Gather, from the data below, each line in which the word "Coefficient" occurs.

(Data entries)

>> start

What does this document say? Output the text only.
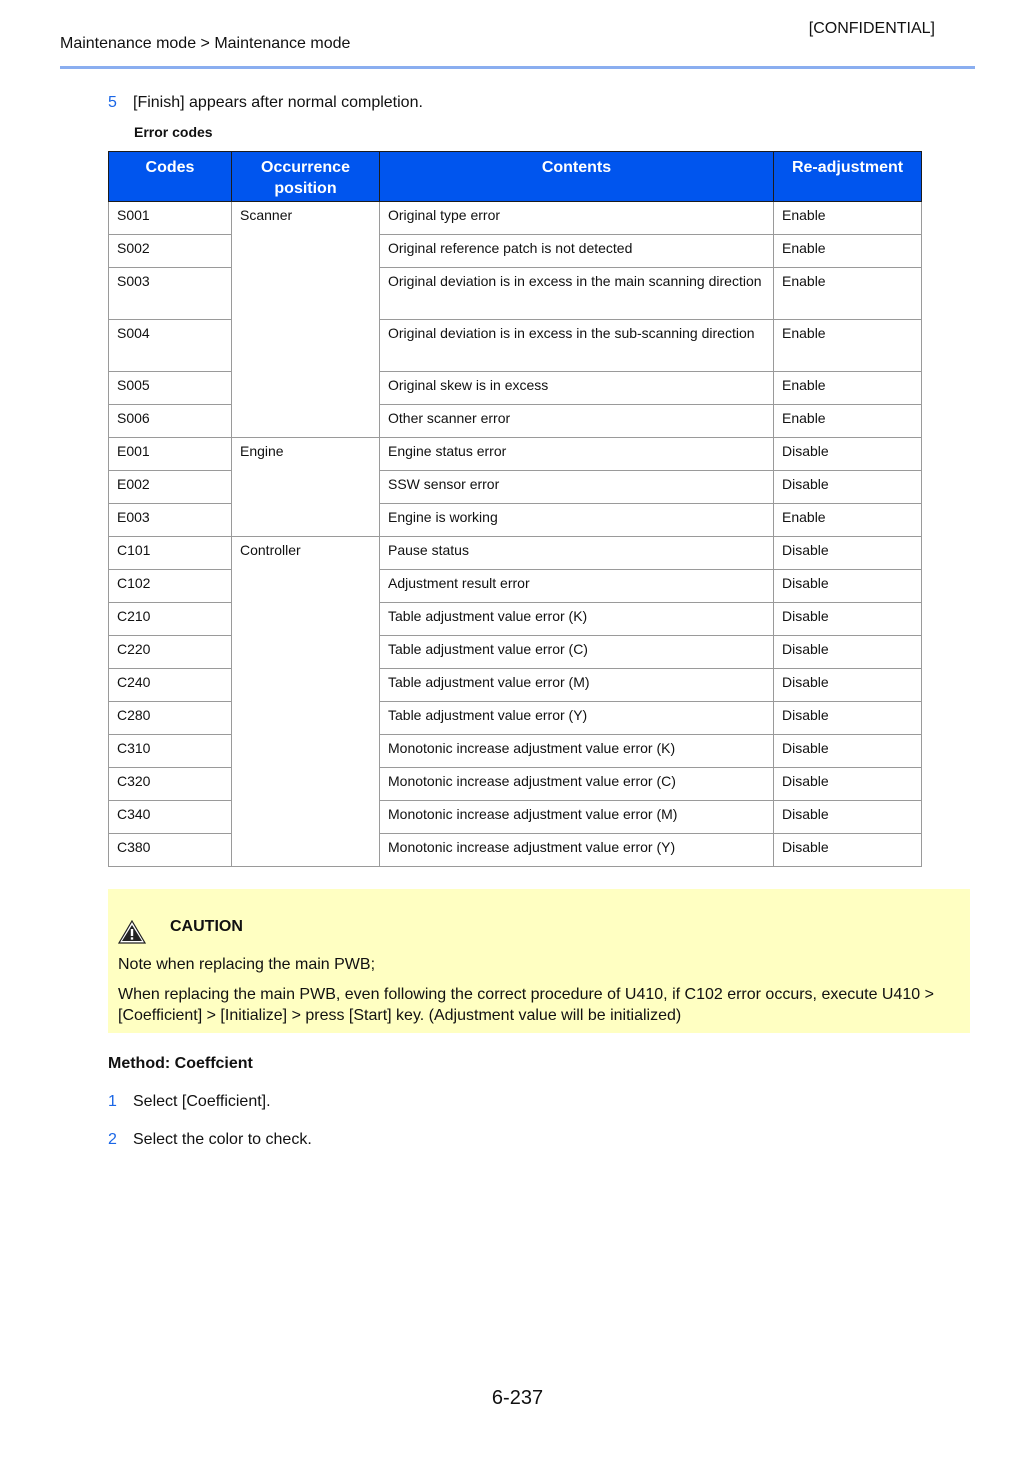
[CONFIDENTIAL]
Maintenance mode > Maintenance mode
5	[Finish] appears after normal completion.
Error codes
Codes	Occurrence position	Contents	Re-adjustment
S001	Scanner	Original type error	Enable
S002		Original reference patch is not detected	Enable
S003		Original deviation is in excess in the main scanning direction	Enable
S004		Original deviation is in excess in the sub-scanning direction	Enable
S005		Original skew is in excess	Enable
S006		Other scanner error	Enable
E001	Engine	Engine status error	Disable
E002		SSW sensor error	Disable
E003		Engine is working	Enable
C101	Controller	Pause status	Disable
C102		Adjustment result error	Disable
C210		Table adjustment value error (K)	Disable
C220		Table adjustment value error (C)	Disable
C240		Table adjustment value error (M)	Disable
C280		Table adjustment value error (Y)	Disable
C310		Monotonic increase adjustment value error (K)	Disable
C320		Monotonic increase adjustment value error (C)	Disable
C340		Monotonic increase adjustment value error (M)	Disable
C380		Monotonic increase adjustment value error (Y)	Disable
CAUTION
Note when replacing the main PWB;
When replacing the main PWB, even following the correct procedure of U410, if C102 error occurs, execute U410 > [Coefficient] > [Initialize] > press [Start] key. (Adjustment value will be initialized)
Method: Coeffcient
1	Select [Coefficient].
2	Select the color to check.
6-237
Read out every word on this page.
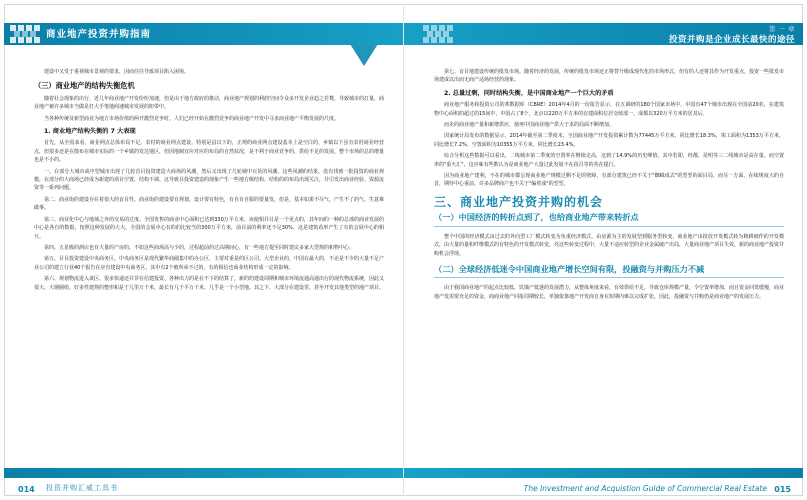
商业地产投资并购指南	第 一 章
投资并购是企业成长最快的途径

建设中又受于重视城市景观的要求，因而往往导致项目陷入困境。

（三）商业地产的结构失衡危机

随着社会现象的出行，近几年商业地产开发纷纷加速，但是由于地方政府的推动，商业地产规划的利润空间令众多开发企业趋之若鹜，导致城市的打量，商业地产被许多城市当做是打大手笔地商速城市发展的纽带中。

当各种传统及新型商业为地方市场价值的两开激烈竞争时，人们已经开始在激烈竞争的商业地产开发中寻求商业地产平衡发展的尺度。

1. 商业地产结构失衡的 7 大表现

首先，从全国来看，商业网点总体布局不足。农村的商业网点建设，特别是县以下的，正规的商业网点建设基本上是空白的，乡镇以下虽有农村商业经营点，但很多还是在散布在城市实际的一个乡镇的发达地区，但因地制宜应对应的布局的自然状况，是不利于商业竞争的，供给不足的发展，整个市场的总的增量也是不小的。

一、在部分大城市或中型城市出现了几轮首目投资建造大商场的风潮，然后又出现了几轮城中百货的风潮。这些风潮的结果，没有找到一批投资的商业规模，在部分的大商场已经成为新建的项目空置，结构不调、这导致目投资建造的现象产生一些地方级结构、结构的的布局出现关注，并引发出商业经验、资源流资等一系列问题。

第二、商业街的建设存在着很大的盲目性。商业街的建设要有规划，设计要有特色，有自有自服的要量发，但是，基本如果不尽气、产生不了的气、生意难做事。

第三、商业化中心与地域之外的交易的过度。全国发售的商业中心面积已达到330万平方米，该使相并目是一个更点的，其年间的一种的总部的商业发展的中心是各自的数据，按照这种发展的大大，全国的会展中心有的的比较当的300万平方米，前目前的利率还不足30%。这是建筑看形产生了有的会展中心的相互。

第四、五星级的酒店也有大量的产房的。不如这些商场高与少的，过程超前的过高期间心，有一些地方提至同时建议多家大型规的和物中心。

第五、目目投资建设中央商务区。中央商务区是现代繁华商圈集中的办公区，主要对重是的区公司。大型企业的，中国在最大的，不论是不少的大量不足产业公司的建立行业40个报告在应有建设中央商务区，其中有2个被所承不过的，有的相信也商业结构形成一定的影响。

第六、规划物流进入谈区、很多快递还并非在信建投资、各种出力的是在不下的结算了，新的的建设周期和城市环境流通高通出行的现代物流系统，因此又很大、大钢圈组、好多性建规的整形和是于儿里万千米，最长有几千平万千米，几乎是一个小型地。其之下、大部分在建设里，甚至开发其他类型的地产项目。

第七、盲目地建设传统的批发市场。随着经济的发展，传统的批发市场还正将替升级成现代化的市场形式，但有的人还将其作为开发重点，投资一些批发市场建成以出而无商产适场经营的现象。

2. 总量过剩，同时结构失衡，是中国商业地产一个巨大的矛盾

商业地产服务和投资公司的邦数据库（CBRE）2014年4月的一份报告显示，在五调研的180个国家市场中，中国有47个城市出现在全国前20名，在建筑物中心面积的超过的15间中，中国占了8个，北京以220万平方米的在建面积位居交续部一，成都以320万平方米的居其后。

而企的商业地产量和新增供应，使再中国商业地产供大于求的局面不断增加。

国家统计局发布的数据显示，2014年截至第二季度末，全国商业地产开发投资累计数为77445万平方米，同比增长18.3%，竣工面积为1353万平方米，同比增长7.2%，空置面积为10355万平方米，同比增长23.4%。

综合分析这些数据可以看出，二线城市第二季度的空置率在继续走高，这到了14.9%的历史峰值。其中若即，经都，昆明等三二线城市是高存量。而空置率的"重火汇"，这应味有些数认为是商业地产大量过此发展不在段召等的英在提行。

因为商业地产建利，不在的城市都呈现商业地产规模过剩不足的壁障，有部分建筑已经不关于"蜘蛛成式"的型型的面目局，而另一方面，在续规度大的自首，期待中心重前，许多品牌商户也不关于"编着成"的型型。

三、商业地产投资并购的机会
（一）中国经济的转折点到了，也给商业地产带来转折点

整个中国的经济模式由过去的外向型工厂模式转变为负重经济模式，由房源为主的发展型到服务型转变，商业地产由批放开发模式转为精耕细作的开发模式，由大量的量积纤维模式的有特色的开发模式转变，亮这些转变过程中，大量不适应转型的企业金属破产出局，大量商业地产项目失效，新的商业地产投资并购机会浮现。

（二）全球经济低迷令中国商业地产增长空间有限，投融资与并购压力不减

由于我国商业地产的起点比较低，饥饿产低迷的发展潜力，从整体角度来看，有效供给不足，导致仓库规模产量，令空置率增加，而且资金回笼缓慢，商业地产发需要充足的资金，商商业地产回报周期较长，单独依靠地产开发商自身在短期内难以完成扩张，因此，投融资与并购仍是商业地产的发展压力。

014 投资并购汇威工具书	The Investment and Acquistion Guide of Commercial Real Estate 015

>> end
>> start

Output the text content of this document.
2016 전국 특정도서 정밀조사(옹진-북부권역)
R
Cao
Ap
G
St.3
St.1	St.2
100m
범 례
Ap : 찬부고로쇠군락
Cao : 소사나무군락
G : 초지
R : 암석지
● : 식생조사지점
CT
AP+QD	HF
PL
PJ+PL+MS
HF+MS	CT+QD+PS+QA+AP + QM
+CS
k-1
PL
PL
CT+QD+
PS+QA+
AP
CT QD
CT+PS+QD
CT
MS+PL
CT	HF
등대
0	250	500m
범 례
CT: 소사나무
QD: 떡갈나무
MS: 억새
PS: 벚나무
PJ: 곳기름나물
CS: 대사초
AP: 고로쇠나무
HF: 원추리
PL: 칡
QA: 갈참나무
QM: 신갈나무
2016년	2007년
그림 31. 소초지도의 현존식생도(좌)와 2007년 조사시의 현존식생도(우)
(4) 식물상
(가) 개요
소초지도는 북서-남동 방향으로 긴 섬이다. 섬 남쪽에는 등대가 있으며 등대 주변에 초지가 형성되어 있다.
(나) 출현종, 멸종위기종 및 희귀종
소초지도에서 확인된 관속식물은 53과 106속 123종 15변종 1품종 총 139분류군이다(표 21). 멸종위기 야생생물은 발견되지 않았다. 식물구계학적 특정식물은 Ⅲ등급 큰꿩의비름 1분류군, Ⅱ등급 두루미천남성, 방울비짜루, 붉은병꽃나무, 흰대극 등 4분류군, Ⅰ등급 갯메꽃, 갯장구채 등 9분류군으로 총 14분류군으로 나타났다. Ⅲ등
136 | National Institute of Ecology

>> end

Complete output
When replacing the main PWB, even following the correct procedure of U410, if C102 error occurs, execute U410 > [Coefficient] > [Initialize] > press [Start] key. (Adjustment value will be initialized)
1	Select [Coefficient].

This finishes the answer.